**WHAT THE EXERCISE ASKS:** Copy the lines from the line with "Patent image size: (988, 676)." to the line with "The tissue sealing plate 300 is", switching "forceps" to "clamp" and keeping all else unchanged.

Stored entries
· · · · · · ·

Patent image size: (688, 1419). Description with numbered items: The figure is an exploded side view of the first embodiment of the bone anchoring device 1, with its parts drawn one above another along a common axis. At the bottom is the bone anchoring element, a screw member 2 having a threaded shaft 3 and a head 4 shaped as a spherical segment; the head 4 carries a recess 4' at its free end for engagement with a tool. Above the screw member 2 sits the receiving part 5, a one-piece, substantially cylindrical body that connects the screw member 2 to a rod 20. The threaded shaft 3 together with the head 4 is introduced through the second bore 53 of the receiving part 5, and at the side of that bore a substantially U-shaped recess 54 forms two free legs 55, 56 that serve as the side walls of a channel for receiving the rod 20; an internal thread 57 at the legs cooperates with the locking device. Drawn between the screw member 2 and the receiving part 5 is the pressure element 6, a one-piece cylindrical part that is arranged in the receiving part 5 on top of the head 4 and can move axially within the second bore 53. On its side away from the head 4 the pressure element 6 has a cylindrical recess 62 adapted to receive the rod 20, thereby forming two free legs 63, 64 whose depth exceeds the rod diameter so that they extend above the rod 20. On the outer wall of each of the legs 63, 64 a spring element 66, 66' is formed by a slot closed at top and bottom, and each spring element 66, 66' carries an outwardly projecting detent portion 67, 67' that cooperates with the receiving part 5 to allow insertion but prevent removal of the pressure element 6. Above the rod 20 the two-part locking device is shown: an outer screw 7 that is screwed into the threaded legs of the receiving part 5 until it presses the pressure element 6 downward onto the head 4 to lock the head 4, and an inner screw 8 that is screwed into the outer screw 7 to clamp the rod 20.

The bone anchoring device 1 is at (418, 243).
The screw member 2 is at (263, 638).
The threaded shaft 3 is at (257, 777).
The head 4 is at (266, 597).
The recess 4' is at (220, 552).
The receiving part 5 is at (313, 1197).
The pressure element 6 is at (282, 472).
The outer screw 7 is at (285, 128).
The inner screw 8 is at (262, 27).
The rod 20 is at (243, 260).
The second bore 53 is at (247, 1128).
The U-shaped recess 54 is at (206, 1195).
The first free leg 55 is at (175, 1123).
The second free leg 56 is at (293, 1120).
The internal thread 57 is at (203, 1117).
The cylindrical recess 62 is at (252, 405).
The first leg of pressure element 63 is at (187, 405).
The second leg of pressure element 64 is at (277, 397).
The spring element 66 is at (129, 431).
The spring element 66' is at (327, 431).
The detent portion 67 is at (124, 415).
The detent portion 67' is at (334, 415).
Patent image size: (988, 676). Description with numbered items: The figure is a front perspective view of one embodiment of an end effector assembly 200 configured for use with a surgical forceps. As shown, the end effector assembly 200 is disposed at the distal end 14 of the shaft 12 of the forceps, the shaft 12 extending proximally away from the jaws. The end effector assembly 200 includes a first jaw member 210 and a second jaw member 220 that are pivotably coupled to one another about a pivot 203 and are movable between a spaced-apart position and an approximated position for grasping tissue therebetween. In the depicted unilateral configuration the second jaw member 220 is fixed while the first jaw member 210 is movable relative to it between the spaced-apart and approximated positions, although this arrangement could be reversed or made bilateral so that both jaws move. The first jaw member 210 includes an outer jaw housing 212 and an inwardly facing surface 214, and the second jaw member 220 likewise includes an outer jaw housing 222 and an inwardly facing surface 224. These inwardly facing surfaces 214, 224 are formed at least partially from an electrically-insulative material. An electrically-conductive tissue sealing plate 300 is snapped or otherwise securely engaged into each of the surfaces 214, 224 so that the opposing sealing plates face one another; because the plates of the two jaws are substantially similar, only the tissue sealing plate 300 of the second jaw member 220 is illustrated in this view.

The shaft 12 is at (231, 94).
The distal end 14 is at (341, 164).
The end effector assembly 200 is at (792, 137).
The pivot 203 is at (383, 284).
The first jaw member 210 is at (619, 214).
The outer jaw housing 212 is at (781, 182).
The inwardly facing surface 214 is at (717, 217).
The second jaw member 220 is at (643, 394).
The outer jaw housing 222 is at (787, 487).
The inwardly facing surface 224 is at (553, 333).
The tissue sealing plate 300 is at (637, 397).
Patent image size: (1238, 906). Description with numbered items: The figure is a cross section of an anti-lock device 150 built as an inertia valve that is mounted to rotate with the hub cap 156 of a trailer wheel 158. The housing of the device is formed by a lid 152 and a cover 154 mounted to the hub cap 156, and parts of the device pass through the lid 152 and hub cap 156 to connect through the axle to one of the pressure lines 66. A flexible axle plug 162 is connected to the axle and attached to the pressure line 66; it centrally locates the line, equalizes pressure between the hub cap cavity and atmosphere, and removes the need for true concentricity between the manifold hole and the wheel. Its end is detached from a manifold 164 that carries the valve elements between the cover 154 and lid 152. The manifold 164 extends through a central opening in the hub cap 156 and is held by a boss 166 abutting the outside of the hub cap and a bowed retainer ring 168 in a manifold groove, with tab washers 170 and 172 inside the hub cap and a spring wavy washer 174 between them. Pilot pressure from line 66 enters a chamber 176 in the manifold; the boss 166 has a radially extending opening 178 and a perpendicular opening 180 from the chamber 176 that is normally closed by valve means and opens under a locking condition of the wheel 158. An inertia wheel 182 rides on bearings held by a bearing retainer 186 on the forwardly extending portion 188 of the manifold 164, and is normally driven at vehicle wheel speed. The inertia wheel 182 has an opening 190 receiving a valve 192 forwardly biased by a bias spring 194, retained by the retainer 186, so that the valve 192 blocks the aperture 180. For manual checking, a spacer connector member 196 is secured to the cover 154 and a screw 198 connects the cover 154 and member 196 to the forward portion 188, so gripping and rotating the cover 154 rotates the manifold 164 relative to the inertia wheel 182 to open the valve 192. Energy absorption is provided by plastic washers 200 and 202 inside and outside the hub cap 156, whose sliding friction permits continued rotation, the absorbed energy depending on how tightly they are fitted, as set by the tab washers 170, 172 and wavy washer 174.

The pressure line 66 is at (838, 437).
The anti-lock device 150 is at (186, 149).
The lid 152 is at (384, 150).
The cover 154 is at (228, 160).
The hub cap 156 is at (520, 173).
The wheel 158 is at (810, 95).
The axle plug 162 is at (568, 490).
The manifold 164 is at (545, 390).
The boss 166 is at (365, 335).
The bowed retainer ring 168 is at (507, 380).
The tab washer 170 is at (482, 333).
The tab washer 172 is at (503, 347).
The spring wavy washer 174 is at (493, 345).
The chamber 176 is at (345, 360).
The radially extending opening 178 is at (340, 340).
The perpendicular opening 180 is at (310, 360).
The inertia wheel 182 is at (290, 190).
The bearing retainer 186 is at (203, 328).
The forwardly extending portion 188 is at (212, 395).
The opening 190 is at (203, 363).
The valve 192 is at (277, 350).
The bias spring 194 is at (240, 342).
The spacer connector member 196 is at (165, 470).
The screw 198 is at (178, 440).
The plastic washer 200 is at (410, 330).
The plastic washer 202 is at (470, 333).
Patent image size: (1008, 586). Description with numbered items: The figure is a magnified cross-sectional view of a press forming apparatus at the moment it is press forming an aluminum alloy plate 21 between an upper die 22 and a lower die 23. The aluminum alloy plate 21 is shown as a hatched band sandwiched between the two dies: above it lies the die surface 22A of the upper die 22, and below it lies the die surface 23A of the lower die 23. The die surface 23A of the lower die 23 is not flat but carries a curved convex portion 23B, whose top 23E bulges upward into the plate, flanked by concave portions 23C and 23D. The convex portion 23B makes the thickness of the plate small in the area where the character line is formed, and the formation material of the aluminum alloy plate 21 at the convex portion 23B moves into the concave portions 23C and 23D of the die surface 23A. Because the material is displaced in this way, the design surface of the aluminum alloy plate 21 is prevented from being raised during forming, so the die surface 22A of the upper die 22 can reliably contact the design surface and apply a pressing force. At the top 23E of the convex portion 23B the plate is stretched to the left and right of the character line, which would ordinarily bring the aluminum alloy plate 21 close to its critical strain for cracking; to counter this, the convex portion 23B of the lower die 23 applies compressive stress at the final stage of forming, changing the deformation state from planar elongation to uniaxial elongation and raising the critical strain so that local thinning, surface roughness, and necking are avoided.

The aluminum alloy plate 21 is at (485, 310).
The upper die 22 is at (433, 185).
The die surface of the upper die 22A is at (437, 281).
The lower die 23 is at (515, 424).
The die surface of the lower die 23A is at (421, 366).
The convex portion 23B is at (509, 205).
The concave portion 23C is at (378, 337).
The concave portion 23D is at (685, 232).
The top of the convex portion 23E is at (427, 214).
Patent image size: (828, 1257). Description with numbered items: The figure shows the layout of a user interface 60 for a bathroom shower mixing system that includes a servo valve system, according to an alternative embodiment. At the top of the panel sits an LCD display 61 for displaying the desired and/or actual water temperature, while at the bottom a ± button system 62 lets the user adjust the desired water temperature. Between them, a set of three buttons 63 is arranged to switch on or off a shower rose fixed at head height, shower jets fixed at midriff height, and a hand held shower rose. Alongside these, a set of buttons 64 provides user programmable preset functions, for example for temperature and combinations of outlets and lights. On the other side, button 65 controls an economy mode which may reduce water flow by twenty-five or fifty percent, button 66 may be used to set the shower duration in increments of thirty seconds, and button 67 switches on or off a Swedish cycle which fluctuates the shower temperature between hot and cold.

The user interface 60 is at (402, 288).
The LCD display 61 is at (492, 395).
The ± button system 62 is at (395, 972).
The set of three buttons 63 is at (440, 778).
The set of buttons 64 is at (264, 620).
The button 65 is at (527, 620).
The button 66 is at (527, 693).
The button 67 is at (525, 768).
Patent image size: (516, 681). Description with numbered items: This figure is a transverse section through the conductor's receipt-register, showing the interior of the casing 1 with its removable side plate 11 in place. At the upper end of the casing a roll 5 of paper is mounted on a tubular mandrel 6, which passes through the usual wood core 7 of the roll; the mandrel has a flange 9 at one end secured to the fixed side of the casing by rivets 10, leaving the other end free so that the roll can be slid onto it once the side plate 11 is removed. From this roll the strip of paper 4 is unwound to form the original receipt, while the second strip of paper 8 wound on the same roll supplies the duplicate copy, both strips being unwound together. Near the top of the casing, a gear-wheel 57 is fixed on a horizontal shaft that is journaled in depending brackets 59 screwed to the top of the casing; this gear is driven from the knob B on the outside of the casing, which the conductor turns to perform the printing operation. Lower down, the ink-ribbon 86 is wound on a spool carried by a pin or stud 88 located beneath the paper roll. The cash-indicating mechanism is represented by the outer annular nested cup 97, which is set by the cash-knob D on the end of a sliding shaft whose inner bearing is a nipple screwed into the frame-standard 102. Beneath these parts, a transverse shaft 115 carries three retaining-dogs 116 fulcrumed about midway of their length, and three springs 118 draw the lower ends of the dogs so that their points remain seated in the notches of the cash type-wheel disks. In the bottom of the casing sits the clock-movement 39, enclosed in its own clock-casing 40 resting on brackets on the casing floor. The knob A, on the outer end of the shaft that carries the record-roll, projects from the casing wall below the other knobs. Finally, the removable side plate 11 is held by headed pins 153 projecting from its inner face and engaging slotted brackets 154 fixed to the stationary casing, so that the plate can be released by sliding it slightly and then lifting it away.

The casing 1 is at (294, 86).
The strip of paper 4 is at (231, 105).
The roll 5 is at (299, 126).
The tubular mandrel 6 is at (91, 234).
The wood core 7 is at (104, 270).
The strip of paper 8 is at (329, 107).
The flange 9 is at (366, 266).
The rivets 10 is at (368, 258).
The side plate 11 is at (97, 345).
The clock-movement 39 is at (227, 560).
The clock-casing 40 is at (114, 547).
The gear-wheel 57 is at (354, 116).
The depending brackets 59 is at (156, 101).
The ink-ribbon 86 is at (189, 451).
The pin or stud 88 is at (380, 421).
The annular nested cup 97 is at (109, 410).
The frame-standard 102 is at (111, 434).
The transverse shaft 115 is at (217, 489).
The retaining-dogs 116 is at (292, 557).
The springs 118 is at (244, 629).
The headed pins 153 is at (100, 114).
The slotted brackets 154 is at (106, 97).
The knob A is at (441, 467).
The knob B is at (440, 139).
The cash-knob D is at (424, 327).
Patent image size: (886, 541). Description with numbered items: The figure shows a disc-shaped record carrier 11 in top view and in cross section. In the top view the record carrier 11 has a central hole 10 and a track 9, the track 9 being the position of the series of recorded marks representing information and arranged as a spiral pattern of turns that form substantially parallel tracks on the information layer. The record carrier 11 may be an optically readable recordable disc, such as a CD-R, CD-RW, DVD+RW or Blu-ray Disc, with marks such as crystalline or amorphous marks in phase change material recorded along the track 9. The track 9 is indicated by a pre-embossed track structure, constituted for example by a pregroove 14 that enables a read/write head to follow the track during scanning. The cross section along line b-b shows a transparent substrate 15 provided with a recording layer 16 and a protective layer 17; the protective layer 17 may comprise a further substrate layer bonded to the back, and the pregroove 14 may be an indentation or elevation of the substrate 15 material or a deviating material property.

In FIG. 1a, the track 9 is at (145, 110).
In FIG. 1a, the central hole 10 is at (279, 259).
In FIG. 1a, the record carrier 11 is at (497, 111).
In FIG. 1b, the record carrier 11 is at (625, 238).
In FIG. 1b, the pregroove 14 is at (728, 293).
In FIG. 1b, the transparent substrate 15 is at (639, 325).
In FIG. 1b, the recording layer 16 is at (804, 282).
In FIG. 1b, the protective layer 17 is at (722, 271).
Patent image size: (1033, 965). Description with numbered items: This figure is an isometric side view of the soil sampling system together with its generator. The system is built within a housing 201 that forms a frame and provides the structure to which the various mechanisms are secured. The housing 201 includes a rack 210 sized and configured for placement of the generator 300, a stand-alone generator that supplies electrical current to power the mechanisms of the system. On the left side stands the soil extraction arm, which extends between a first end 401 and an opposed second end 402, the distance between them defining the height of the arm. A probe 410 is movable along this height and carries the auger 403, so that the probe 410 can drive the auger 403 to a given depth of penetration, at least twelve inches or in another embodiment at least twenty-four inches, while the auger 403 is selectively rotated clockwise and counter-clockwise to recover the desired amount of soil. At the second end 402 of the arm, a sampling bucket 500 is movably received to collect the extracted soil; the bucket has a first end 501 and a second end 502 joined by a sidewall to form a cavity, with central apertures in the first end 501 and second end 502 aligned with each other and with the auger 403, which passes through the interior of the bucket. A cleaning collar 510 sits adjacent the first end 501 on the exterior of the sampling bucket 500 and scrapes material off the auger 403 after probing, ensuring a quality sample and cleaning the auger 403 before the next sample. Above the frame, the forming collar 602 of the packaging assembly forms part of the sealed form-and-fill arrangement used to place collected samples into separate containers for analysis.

· · · · · · ·

**THE COMPLETED TASK:**
Patent image size: (988, 676). Description with numbered items: The figure is a front perspective view of one embodiment of an end effector assembly 200 configured for use with a surgical clamp. As shown, the end effector assembly 200 is disposed at the distal end 14 of the shaft 12 of the clamp, the shaft 12 extending proximally away from the jaws. The end effector assembly 200 includes a first jaw member 210 and a second jaw member 220 that are pivotably coupled to one another about a pivot 203 and are movable between a spaced-apart position and an approximated position for grasping tissue therebetween. In the depicted unilateral configuration the second jaw member 220 is fixed while the first jaw member 210 is movable relative to it between the spaced-apart and approximated positions, although this arrangement could be reversed or made bilateral so that both jaws move. The first jaw member 210 includes an outer jaw housing 212 and an inwardly facing surface 214, and the second jaw member 220 likewise includes an outer jaw housing 222 and an inwardly facing surface 224. These inwardly facing surfaces 214, 224 are formed at least partially from an electrically-insulative material. An electrically-conductive tissue sealing plate 300 is snapped or otherwise securely engaged into each of the surfaces 214, 224 so that the opposing sealing plates face one another; because the plates of the two jaws are substantially similar, only the tissue sealing plate 300 of the second jaw member 220 is illustrated in this view.

The shaft 12 is at (231, 94).
The distal end 14 is at (341, 164).
The end effector assembly 200 is at (792, 137).
The pivot 203 is at (383, 284).
The first jaw member 210 is at (619, 214).
The outer jaw housing 212 is at (781, 182).
The inwardly facing surface 214 is at (717, 217).
The second jaw member 220 is at (643, 394).
The outer jaw housing 222 is at (787, 487).
The inwardly facing surface 224 is at (553, 333).
The tissue sealing plate 300 is at (637, 397).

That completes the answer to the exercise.